Excerpt from a dataset
⟨

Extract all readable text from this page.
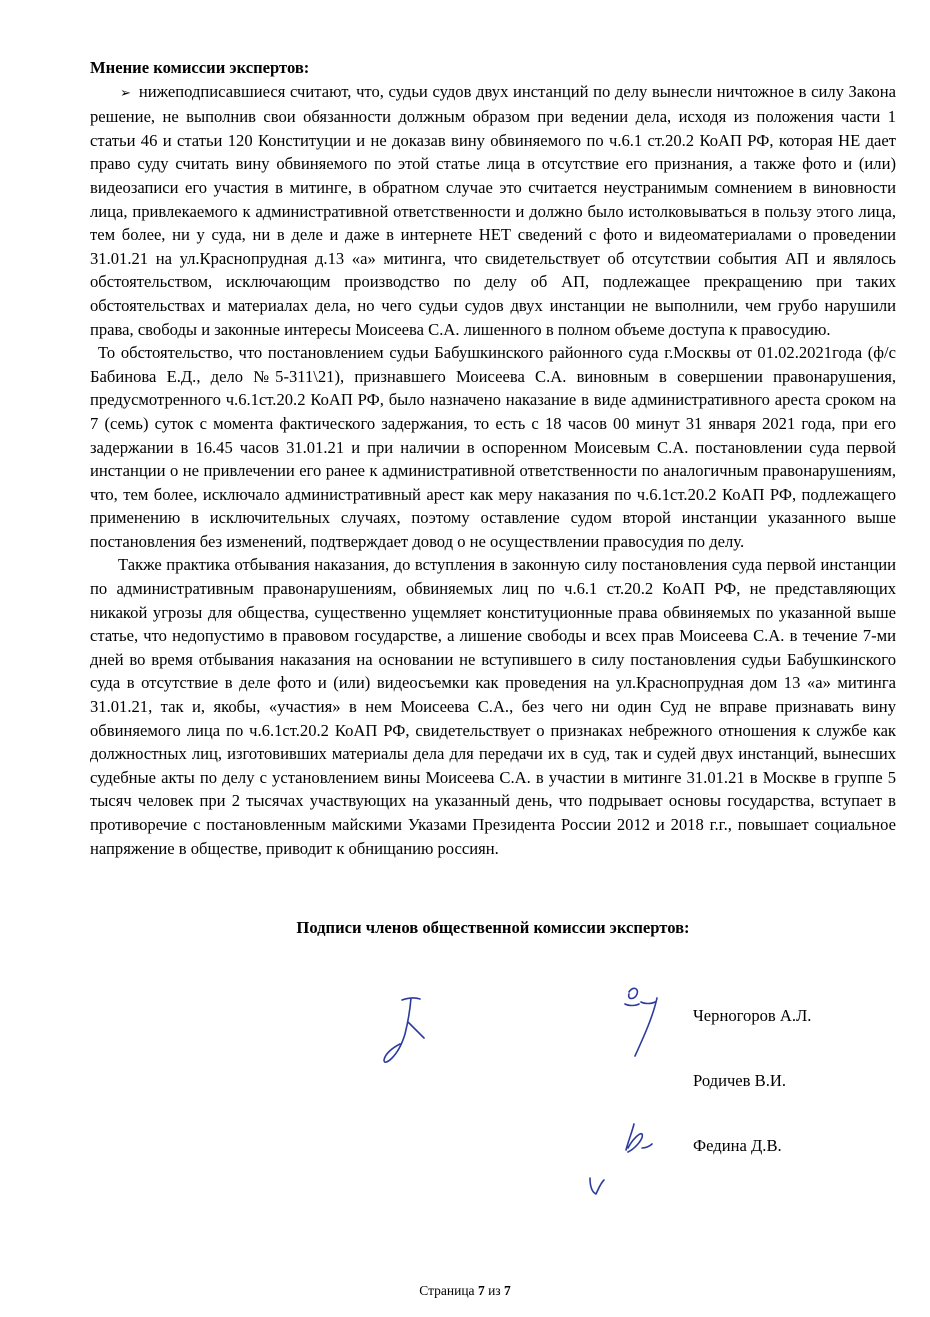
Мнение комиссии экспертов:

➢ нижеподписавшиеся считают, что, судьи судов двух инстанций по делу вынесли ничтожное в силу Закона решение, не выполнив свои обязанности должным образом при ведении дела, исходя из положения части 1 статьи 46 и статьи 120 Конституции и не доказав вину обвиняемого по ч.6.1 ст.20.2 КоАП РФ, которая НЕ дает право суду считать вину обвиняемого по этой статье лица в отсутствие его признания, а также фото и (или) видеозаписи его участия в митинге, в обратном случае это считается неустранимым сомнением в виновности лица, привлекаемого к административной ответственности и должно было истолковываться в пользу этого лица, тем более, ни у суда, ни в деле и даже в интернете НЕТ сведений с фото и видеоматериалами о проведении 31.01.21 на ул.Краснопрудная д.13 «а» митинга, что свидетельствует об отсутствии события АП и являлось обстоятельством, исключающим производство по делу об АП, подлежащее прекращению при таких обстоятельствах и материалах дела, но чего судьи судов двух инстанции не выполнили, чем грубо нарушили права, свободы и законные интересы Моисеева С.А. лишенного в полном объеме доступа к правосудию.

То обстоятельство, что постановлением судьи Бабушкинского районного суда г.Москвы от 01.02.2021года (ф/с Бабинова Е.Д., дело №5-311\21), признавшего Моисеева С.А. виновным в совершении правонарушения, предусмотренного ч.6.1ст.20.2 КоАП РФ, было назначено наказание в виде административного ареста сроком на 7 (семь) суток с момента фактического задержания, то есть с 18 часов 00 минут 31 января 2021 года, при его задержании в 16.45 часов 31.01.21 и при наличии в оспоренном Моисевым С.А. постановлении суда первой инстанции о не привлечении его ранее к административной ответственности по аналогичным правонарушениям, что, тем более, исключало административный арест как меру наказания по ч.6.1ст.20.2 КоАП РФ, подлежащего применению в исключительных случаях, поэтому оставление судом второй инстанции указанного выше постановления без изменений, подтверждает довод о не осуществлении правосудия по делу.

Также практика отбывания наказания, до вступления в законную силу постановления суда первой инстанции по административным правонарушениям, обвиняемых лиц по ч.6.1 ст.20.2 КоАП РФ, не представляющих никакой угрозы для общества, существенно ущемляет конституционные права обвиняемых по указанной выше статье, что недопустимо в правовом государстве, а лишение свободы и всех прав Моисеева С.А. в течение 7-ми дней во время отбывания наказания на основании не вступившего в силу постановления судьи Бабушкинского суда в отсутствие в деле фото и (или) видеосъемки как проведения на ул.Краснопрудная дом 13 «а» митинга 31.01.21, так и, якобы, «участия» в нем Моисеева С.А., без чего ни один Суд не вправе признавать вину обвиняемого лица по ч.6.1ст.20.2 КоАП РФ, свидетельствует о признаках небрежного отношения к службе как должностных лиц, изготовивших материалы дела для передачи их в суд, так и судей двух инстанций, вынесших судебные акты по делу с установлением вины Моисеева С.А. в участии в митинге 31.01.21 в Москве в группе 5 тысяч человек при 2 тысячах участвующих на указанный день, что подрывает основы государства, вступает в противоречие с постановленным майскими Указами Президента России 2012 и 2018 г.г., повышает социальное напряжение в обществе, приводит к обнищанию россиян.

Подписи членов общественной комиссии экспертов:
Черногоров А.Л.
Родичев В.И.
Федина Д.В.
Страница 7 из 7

⟩
⟨

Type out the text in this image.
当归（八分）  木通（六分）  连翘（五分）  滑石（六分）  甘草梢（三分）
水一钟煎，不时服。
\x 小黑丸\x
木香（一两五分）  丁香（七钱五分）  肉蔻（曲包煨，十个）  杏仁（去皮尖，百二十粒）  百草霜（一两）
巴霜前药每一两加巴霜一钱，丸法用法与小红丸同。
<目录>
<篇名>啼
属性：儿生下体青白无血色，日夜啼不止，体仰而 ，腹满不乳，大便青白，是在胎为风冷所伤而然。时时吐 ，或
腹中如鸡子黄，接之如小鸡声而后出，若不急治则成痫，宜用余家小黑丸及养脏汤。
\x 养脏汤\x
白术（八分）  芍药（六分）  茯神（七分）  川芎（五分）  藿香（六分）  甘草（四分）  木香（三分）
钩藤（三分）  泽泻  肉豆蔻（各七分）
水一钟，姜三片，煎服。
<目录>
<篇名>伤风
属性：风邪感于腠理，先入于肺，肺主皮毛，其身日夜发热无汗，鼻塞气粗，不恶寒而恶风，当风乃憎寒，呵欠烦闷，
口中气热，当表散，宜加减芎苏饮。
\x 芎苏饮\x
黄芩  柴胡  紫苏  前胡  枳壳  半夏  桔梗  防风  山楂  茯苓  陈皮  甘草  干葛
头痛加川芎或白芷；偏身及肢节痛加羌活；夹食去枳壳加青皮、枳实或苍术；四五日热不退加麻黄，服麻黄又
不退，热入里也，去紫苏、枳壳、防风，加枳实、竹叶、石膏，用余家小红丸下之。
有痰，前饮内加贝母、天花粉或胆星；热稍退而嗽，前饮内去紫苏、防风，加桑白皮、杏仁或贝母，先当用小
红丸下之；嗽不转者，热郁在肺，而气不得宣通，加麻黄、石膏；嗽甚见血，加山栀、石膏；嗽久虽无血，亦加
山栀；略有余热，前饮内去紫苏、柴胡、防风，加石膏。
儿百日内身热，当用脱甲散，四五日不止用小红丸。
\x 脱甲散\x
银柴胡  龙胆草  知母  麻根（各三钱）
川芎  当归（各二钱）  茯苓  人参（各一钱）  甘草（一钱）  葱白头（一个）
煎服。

⟩

◆ Problem details
Find the string "комиссии" in the entries above and return each line that holds it.

◆ Exercise answer
Мнение комиссии экспертов:
Подписи членов общественной комиссии экспертов:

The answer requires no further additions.